Search the records for the string "with", then copy each line that has it.

---

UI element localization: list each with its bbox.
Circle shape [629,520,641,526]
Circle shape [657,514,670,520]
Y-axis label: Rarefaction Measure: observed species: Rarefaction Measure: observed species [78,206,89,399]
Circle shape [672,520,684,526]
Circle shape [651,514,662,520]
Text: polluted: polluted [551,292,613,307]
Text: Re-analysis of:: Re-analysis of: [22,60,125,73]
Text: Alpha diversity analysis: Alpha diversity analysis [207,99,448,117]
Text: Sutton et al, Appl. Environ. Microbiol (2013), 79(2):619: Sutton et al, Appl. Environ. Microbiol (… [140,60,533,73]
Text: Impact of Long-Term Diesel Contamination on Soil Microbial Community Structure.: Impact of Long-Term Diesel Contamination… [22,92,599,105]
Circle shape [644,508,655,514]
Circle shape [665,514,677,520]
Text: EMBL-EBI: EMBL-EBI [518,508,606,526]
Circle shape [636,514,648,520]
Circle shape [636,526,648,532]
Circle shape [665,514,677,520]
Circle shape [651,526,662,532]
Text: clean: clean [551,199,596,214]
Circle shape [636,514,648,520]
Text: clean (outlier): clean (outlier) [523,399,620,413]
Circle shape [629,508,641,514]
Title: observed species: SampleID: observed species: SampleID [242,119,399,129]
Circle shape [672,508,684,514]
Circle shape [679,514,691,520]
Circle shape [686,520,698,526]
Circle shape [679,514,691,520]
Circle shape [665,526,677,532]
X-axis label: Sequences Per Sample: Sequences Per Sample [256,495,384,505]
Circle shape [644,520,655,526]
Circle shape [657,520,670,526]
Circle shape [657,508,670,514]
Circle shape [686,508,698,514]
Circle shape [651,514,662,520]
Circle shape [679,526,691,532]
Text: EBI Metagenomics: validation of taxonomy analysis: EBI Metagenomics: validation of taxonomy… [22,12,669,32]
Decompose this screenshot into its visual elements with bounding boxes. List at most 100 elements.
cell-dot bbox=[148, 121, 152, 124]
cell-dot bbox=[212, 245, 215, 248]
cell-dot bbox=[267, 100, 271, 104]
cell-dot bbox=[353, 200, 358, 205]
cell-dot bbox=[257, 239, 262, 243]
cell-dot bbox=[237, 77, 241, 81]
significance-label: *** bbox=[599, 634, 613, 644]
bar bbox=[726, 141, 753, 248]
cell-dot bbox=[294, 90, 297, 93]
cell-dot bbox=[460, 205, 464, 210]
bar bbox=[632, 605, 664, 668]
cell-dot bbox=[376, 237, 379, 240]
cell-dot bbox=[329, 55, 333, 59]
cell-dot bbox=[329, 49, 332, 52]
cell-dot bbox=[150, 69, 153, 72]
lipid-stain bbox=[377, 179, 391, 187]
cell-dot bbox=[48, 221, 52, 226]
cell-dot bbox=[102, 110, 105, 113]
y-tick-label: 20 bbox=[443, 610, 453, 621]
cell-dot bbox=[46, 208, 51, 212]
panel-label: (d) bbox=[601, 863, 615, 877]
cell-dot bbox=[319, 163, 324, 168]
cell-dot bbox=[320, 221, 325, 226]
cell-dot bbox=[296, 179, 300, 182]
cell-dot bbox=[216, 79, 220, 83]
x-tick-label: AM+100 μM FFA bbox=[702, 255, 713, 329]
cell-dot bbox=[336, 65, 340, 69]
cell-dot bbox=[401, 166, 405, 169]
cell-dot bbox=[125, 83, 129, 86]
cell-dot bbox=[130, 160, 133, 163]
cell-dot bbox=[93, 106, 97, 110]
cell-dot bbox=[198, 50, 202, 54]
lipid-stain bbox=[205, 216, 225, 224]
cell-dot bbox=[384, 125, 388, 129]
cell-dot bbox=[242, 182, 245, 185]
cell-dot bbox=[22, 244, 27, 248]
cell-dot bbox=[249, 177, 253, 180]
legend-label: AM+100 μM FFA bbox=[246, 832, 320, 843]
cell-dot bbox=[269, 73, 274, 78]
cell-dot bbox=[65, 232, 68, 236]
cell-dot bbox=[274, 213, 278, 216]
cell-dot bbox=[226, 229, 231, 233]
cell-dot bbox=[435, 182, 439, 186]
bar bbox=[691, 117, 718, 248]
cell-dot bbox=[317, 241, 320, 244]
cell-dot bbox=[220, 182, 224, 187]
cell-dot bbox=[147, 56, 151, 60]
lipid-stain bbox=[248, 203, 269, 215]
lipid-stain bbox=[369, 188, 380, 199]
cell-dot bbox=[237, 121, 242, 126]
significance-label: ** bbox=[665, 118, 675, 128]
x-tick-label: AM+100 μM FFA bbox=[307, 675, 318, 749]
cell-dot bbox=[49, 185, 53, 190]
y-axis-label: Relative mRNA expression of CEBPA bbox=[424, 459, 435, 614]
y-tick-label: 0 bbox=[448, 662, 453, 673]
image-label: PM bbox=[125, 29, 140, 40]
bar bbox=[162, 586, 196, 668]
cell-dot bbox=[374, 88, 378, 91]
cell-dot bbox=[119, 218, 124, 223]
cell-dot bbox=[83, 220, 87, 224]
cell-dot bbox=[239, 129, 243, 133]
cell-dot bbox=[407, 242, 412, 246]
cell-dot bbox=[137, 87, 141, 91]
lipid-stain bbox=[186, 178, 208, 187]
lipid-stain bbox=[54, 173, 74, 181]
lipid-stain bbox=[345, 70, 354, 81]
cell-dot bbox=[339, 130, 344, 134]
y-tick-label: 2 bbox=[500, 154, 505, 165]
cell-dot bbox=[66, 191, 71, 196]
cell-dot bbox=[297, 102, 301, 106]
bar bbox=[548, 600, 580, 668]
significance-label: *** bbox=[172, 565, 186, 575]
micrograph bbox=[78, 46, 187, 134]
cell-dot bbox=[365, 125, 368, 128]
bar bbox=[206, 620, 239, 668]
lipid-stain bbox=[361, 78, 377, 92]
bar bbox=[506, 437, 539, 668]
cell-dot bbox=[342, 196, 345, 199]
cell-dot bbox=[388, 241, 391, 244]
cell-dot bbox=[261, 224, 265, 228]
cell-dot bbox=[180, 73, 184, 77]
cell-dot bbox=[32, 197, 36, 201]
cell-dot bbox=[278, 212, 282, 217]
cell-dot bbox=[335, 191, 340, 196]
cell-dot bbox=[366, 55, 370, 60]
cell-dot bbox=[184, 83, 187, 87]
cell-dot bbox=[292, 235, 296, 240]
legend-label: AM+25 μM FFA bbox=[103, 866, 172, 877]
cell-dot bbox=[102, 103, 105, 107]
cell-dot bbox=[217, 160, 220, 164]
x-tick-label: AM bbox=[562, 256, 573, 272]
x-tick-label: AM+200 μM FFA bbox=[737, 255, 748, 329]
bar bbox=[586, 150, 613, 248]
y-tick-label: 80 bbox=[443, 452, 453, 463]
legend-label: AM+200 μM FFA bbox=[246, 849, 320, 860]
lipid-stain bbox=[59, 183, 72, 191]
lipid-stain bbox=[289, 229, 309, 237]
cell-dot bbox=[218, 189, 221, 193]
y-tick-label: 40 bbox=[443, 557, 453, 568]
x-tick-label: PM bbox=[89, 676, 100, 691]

---

> TASK RESPONSE:
UI element localization: list each with its bbox.
Decompose this screenshot into its visual elements with bounding boxes. List at most 100 elements.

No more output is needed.